[Extracted data entries]
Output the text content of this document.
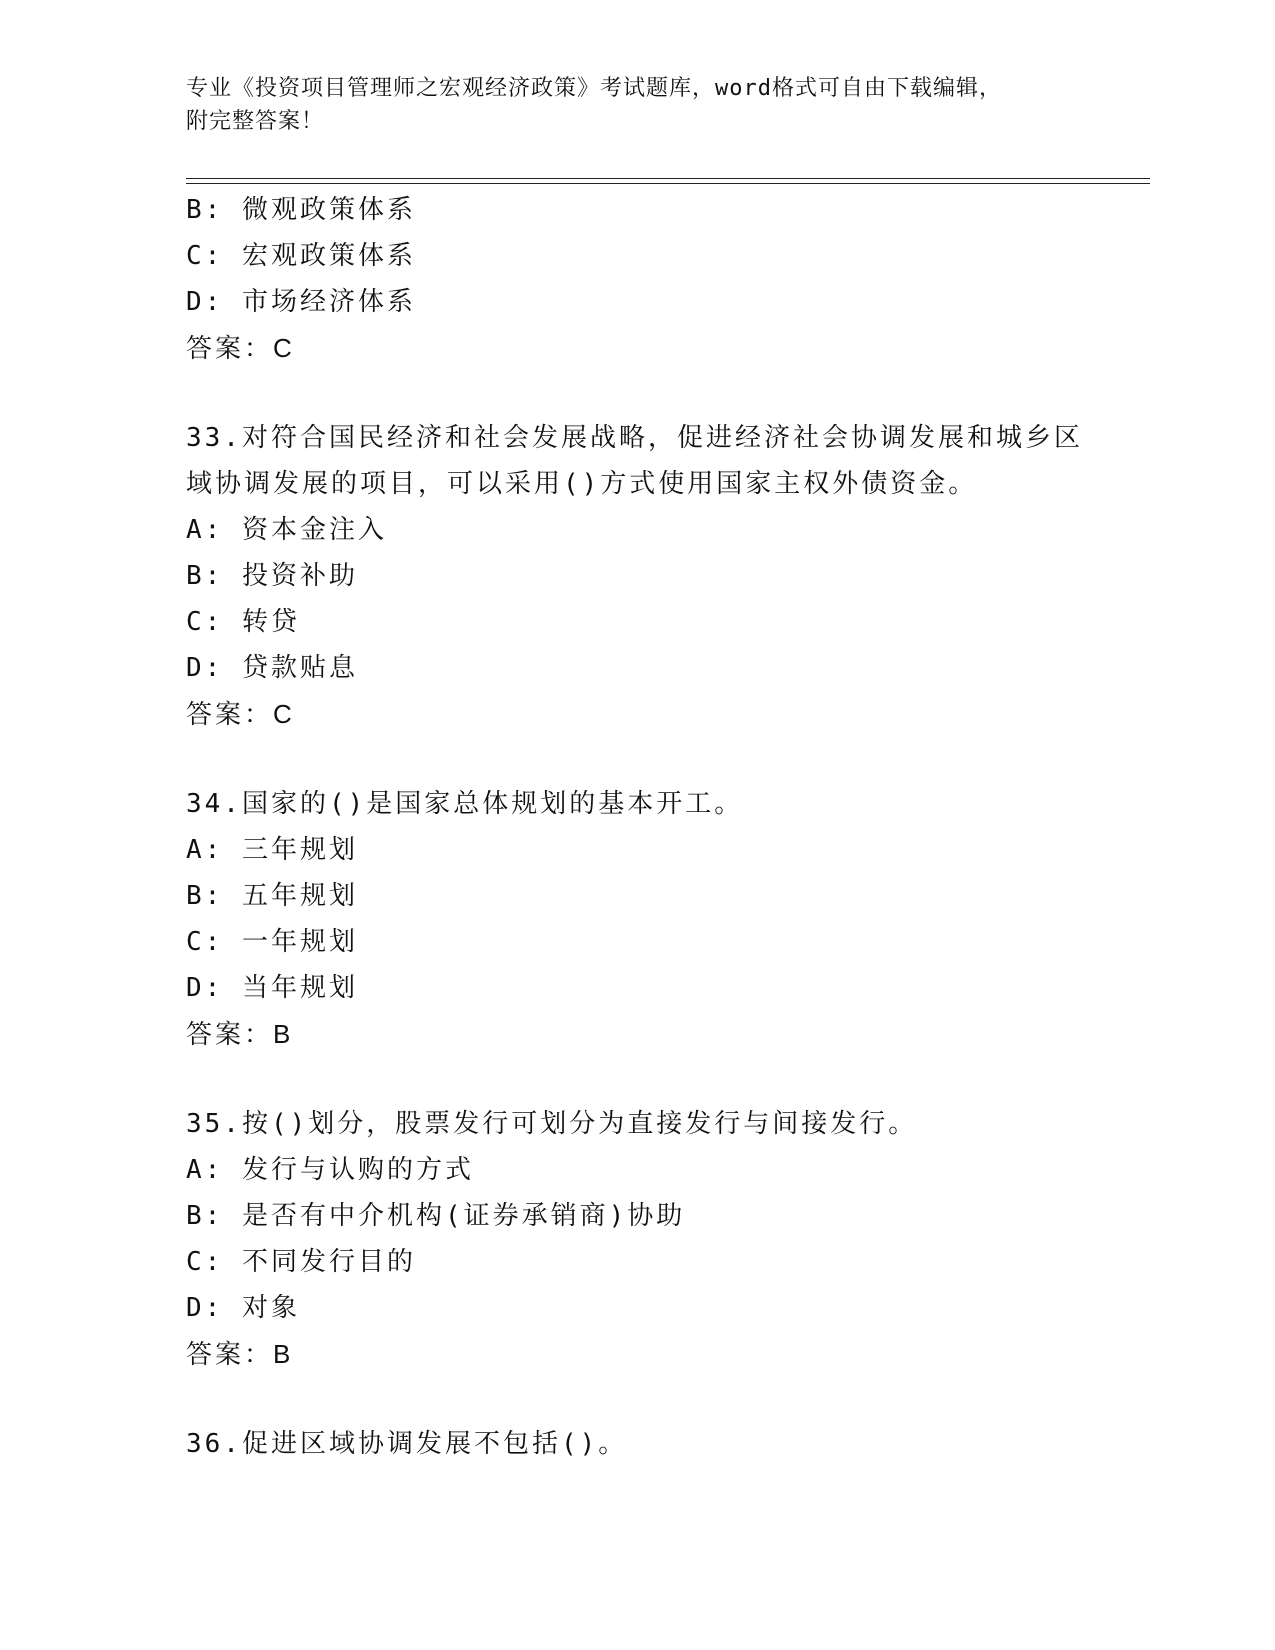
专业《投资项目管理师之宏观经济政策》考试题库，word格式可自由下载编辑，
附完整答案！
B: 微观政策体系
C: 宏观政策体系
D: 市场经济体系
答案：C
33.对符合国民经济和社会发展战略，促进经济社会协调发展和城乡区
域协调发展的项目，可以采用()方式使用国家主权外债资金。
A: 资本金注入
B: 投资补助
C: 转贷
D: 贷款贴息
答案：C
34.国家的()是国家总体规划的基本开工。
A: 三年规划
B: 五年规划
C: 一年规划
D: 当年规划
答案：B
35.按()划分，股票发行可划分为直接发行与间接发行。
A: 发行与认购的方式
B: 是否有中介机构(证券承销商)协助
C: 不同发行目的
D: 对象
答案：B
36.促进区域协调发展不包括()。
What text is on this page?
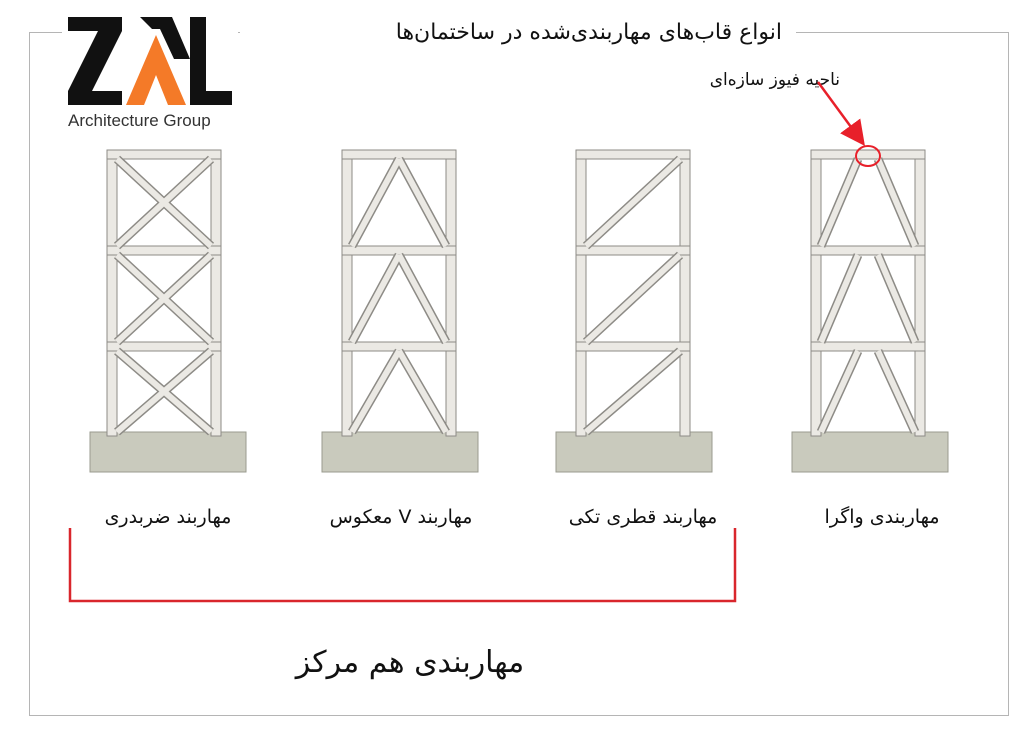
Architecture Group
انواع قاب‌های مهاربندی‌شده در ساختمان‌ها
ناحیه فیوز سازه‌ای
مهاربند ضربدری	مهاربند V معکوس	مهاربند قطری تکی	مهاربندی واگرا
مهاربندی هم مرکز
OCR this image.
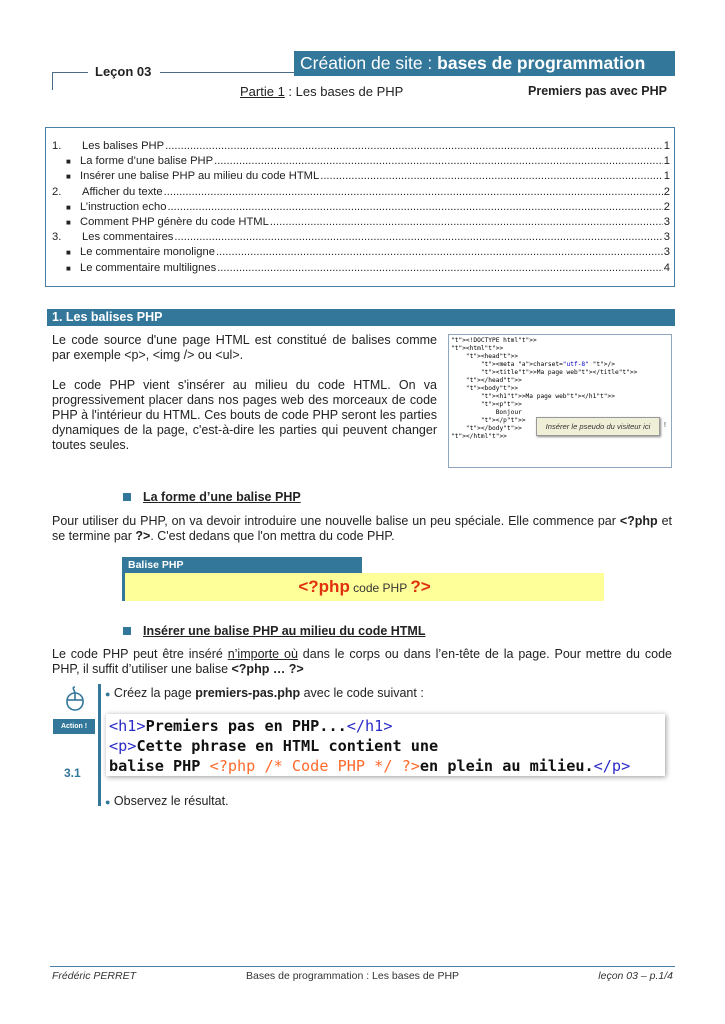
Leçon 03	Création de site : bases de programmation
Partie 1 : Les bases de PHP	Premiers pas avec PHP
1.	Les balises PHP .....	1
■ La forme d’une balise PHP .....	1
■ Insérer une balise PHP au milieu du code HTML .....	1
2.	Afficher du texte .....	2
■ L’instruction echo .....	2
■ Comment PHP génère du code HTML .....	3
3.	Les commentaires .....	3
■ Le commentaire monoligne .....	3
■ Le commentaire multilignes .....	4
1. Les balises PHP
Le code source d'une page HTML est constitué de balises comme par exemple <p>, <img /> ou <ul>.
Le code PHP vient s'insérer au milieu du code HTML. On va progressivement placer dans nos pages web des morceaux de code PHP à l'intérieur du HTML. Ces bouts de code PHP seront les parties dynamiques de la page, c'est-à-dire les parties qui peuvent changer toutes seules.
"t"><!DOCTYPE html"t">>
"t"><html"t">>
"t"><head"t">>
"t"><meta "a">charset="utf-8" "t">/>
"t"><title"t">>Ma page web"t"></title"t">>
"t"></head"t">>
"t"><body"t">>
"t"><h1"t">>Ma page web"t"></h1"t">>
"t"><p"t">>
Bonjour
"t"></p"t">>
"t"></body"t">>
"t"></html"t">>
Insérer le pseudo du visiteur ici	!
La forme d’une balise PHP
Pour utiliser du PHP, on va devoir introduire une nouvelle balise un peu spéciale. Elle commence par <?php et se termine par ?>. C'est dedans que l'on mettra du code PHP.
Balise PHP
<?php code PHP ?>
Insérer une balise PHP au milieu du code HTML
Le code PHP peut être inséré n’importe où dans le corps ou dans l’en-tête de la page. Pour mettre du code PHP, il suffit d’utiliser une balise <?php … ?>
Action !
3.1
● Créez la page premiers-pas.php avec le code suivant :
<h1>Premiers pas en PHP...</h1>
<p>Cette phrase en HTML contient une
balise PHP <?php /* Code PHP */ ?>en plein au milieu.</p>
● Observez le résultat.
Frédéric PERRET	Bases de programmation : Les bases de PHP	leçon 03 – p.1/4
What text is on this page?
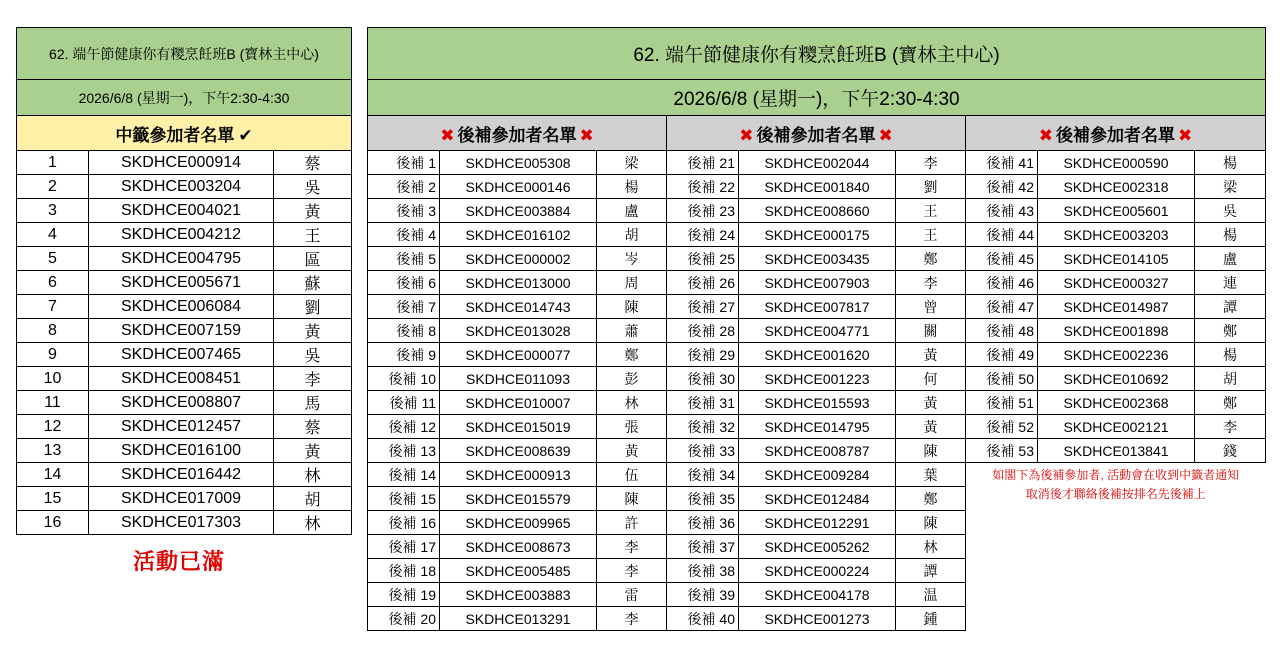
62. 端午節健康你有糭烹飪班B (寶林主中心)		
2026/6/8 (星期一)，下午2:30-4:30		
中籤參加者名單 ✔		
1	SKDHCE000914	蔡
2	SKDHCE003204	吳
3	SKDHCE004021	黃
4	SKDHCE004212	王
5	SKDHCE004795	區
6	SKDHCE005671	蘇
7	SKDHCE006084	劉
8	SKDHCE007159	黃
9	SKDHCE007465	吳
10	SKDHCE008451	李
11	SKDHCE008807	馬
12	SKDHCE012457	蔡
13	SKDHCE016100	黃
14	SKDHCE016442	林
15	SKDHCE017009	胡
16	SKDHCE017303	林
活動已滿
62. 端午節健康你有糭烹飪班B (寶林主中心)								
2026/6/8 (星期一)，下午2:30-4:30								
✖ 後補參加者名單 ✖			✖ 後補參加者名單 ✖			✖ 後補參加者名單 ✖		
後補 1	SKDHCE005308	梁	後補 21	SKDHCE002044	李	後補 41	SKDHCE000590	楊
後補 2	SKDHCE000146	楊	後補 22	SKDHCE001840	劉	後補 42	SKDHCE002318	梁
後補 3	SKDHCE003884	盧	後補 23	SKDHCE008660	王	後補 43	SKDHCE005601	吳
後補 4	SKDHCE016102	胡	後補 24	SKDHCE000175	王	後補 44	SKDHCE003203	楊
後補 5	SKDHCE000002	岑	後補 25	SKDHCE003435	鄭	後補 45	SKDHCE014105	盧
後補 6	SKDHCE013000	周	後補 26	SKDHCE007903	李	後補 46	SKDHCE000327	連
後補 7	SKDHCE014743	陳	後補 27	SKDHCE007817	曾	後補 47	SKDHCE014987	譚
後補 8	SKDHCE013028	蕭	後補 28	SKDHCE004771	關	後補 48	SKDHCE001898	鄭
後補 9	SKDHCE000077	鄭	後補 29	SKDHCE001620	黃	後補 49	SKDHCE002236	楊
後補 10	SKDHCE011093	彭	後補 30	SKDHCE001223	何	後補 50	SKDHCE010692	胡
後補 11	SKDHCE010007	林	後補 31	SKDHCE015593	黃	後補 51	SKDHCE002368	鄭
後補 12	SKDHCE015019	張	後補 32	SKDHCE014795	黃	後補 52	SKDHCE002121	李
後補 13	SKDHCE008639	黃	後補 33	SKDHCE008787	陳	後補 53	SKDHCE013841	錢
後補 14	SKDHCE000913	伍	後補 34	SKDHCE009284	葉	如閣下為後補參加者, 活動會在收到中籤者通知
取消後才聯絡後補按排名先後補上		

後補 15	SKDHCE015579	陳	後補 35	SKDHCE012484	鄭			
後補 16	SKDHCE009965	許	後補 36	SKDHCE012291	陳			
後補 17	SKDHCE008673	李	後補 37	SKDHCE005262	林			
後補 18	SKDHCE005485	李	後補 38	SKDHCE000224	譚			
後補 19	SKDHCE003883	雷	後補 39	SKDHCE004178	温			
後補 20	SKDHCE013291	李	後補 40	SKDHCE001273	鍾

▸ Stated goal
Transcribe each entry above exactly, apart from the pictures.

▸ Final answer
Output the text content of this document.
专业《投资项目管理师之宏观经济政策》考试题库，word格式可自由下载编辑，
附完整答案！
B: 微观政策体系
C: 宏观政策体系
D: 市场经济体系
答案：C
33.对符合国民经济和社会发展战略，促进经济社会协调发展和城乡区
域协调发展的项目，可以采用()方式使用国家主权外债资金。
A: 资本金注入
B: 投资补助
C: 转贷
D: 贷款贴息
答案：C
34.国家的()是国家总体规划的基本开工。
A: 三年规划
B: 五年规划
C: 一年规划
D: 当年规划
答案：B
35.按()划分，股票发行可划分为直接发行与间接发行。
A: 发行与认购的方式
B: 是否有中介机构(证券承销商)协助
C: 不同发行目的
D: 对象
答案：B
36.促进区域协调发展不包括()。
What text is on this page?
Architecture Group
انواع قاب‌های مهاربندی‌شده در ساختمان‌ها
ناحیه فیوز سازه‌ای
مهاربند ضربدری	مهاربند V معکوس	مهاربند قطری تکی	مهاربندی واگرا
مهاربندی هم مرکز
OCR this image.
Leçon 03	Création de site : bases de programmation
Partie 1 : Les bases de PHP	Premiers pas avec PHP
1.	Les balises PHP .....	1
■ La forme d’une balise PHP .....	1
■ Insérer une balise PHP au milieu du code HTML .....	1
2.	Afficher du texte .....	2
■ L’instruction echo .....	2
■ Comment PHP génère du code HTML .....	3
3.	Les commentaires .....	3
■ Le commentaire monoligne .....	3
■ Le commentaire multilignes .....	4
1. Les balises PHP
Le code source d'une page HTML est constitué de balises comme par exemple <p>, <img /> ou <ul>.
Le code PHP vient s'insérer au milieu du code HTML. On va progressivement placer dans nos pages web des morceaux de code PHP à l'intérieur du HTML. Ces bouts de code PHP seront les parties dynamiques de la page, c'est-à-dire les parties qui peuvent changer toutes seules.
"t"><!DOCTYPE html"t">>
"t"><html"t">>
"t"><head"t">>
"t"><meta "a">charset="utf-8" "t">/>
"t"><title"t">>Ma page web"t"></title"t">>
"t"></head"t">>
"t"><body"t">>
"t"><h1"t">>Ma page web"t"></h1"t">>
"t"><p"t">>
Bonjour
"t"></p"t">>
"t"></body"t">>
"t"></html"t">>
Insérer le pseudo du visiteur ici	!
La forme d’une balise PHP
Pour utiliser du PHP, on va devoir introduire une nouvelle balise un peu spéciale. Elle commence par <?php et se termine par ?>. C'est dedans que l'on mettra du code PHP.
Balise PHP
<?php code PHP ?>
Insérer une balise PHP au milieu du code HTML
Le code PHP peut être inséré n’importe où dans le corps ou dans l’en-tête de la page. Pour mettre du code PHP, il suffit d’utiliser une balise <?php … ?>
Action !
3.1
● Créez la page premiers-pas.php avec le code suivant :
<h1>Premiers pas en PHP...</h1>
<p>Cette phrase en HTML contient une
balise PHP <?php /* Code PHP */ ?>en plein au milieu.</p>
● Observez le résultat.
Frédéric PERRET	Bases de programmation : Les bases de PHP	leçon 03 – p.1/4
What text is on this page?
62. 端午節健康你有糭烹飪班B (寶林主中心)		
2026/6/8 (星期一)，下午2:30-4:30		
中籤參加者名單 ✔		
1	SKDHCE000914	蔡
2	SKDHCE003204	吳
3	SKDHCE004021	黃
4	SKDHCE004212	王
5	SKDHCE004795	區
6	SKDHCE005671	蘇
7	SKDHCE006084	劉
8	SKDHCE007159	黃
9	SKDHCE007465	吳
10	SKDHCE008451	李
11	SKDHCE008807	馬
12	SKDHCE012457	蔡
13	SKDHCE016100	黃
14	SKDHCE016442	林
15	SKDHCE017009	胡
16	SKDHCE017303	林
活動已滿
62. 端午節健康你有糭烹飪班B (寶林主中心)								
2026/6/8 (星期一)，下午2:30-4:30								
✖ 後補參加者名單 ✖			✖ 後補參加者名單 ✖			✖ 後補參加者名單 ✖		
後補 1	SKDHCE005308	梁	後補 21	SKDHCE002044	李	後補 41	SKDHCE000590	楊
後補 2	SKDHCE000146	楊	後補 22	SKDHCE001840	劉	後補 42	SKDHCE002318	梁
後補 3	SKDHCE003884	盧	後補 23	SKDHCE008660	王	後補 43	SKDHCE005601	吳
後補 4	SKDHCE016102	胡	後補 24	SKDHCE000175	王	後補 44	SKDHCE003203	楊
後補 5	SKDHCE000002	岑	後補 25	SKDHCE003435	鄭	後補 45	SKDHCE014105	盧
後補 6	SKDHCE013000	周	後補 26	SKDHCE007903	李	後補 46	SKDHCE000327	連
後補 7	SKDHCE014743	陳	後補 27	SKDHCE007817	曾	後補 47	SKDHCE014987	譚
後補 8	SKDHCE013028	蕭	後補 28	SKDHCE004771	關	後補 48	SKDHCE001898	鄭
後補 9	SKDHCE000077	鄭	後補 29	SKDHCE001620	黃	後補 49	SKDHCE002236	楊
後補 10	SKDHCE011093	彭	後補 30	SKDHCE001223	何	後補 50	SKDHCE010692	胡
後補 11	SKDHCE010007	林	後補 31	SKDHCE015593	黃	後補 51	SKDHCE002368	鄭
後補 12	SKDHCE015019	張	後補 32	SKDHCE014795	黃	後補 52	SKDHCE002121	李
後補 13	SKDHCE008639	黃	後補 33	SKDHCE008787	陳	後補 53	SKDHCE013841	錢
後補 14	SKDHCE000913	伍	後補 34	SKDHCE009284	葉	如閣下為後補參加者, 活動會在收到中籤者通知
取消後才聯絡後補按排名先後補上		

後補 15	SKDHCE015579	陳	後補 35	SKDHCE012484	鄭			
後補 16	SKDHCE009965	許	後補 36	SKDHCE012291	陳			
後補 17	SKDHCE008673	李	後補 37	SKDHCE005262	林			
後補 18	SKDHCE005485	李	後補 38	SKDHCE000224	譚			
後補 19	SKDHCE003883	雷	後補 39	SKDHCE004178	温			
後補 20	SKDHCE013291	李	後補 40	SKDHCE001273	鍾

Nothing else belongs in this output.